BEGIN Dataset records

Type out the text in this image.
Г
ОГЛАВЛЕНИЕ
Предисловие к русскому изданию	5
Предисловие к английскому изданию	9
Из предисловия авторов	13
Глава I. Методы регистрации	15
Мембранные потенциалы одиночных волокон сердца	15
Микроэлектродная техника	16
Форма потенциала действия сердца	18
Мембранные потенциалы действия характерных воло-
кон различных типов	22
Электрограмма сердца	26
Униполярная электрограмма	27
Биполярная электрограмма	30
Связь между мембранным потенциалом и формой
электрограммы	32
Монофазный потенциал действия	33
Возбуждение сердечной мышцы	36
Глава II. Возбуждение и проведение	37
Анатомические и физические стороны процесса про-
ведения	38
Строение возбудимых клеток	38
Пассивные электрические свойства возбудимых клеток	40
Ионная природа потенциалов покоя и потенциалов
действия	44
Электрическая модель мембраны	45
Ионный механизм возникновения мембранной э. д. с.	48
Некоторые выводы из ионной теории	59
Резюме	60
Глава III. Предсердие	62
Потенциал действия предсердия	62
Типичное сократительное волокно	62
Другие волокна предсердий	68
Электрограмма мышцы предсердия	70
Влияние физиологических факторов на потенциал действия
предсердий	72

END Dataset records
BEGIN Dataset records

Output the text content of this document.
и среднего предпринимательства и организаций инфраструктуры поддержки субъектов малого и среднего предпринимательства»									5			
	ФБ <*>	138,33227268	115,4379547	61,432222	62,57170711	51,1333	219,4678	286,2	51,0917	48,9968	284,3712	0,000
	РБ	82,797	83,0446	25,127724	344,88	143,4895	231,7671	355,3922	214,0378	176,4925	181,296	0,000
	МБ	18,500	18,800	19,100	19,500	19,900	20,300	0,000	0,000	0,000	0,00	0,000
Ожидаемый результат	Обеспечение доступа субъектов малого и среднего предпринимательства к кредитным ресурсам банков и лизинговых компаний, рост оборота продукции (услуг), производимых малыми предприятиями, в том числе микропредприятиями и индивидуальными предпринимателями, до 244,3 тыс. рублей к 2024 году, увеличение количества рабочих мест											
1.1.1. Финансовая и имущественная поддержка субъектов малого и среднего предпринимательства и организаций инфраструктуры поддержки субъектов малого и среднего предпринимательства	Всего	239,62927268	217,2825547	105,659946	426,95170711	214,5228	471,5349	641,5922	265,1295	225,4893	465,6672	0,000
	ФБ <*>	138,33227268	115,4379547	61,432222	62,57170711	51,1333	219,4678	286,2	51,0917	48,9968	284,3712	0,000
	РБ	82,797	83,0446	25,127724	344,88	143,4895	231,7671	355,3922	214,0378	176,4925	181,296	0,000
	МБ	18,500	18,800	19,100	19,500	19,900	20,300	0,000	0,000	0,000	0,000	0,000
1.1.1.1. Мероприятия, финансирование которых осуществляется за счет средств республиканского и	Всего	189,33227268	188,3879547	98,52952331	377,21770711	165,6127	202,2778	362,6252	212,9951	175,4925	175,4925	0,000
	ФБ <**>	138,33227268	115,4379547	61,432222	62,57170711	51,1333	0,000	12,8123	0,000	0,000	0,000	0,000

END Dataset records
BEGIN Dataset records

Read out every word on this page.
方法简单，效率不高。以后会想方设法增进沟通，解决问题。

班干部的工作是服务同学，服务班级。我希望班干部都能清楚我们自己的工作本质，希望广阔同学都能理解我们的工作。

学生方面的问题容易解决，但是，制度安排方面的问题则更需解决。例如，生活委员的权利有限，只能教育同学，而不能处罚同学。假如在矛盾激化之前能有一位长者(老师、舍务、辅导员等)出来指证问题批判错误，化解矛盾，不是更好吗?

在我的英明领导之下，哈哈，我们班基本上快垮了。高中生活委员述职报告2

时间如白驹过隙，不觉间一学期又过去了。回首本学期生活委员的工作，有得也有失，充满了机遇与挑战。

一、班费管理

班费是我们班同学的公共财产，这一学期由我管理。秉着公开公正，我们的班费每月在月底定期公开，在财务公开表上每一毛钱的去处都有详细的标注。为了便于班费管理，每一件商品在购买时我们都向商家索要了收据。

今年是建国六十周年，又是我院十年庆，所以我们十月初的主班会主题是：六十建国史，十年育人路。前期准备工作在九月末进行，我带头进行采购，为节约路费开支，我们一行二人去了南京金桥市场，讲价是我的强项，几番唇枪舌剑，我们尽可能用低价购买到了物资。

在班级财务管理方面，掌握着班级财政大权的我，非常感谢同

END Dataset records

**Exercise instructions**: From the records given above, copy all lines containing "Возбуждение".

**Output**:
Возбуждение сердечной мышцы	36
Глава II. Возбуждение и проведение	37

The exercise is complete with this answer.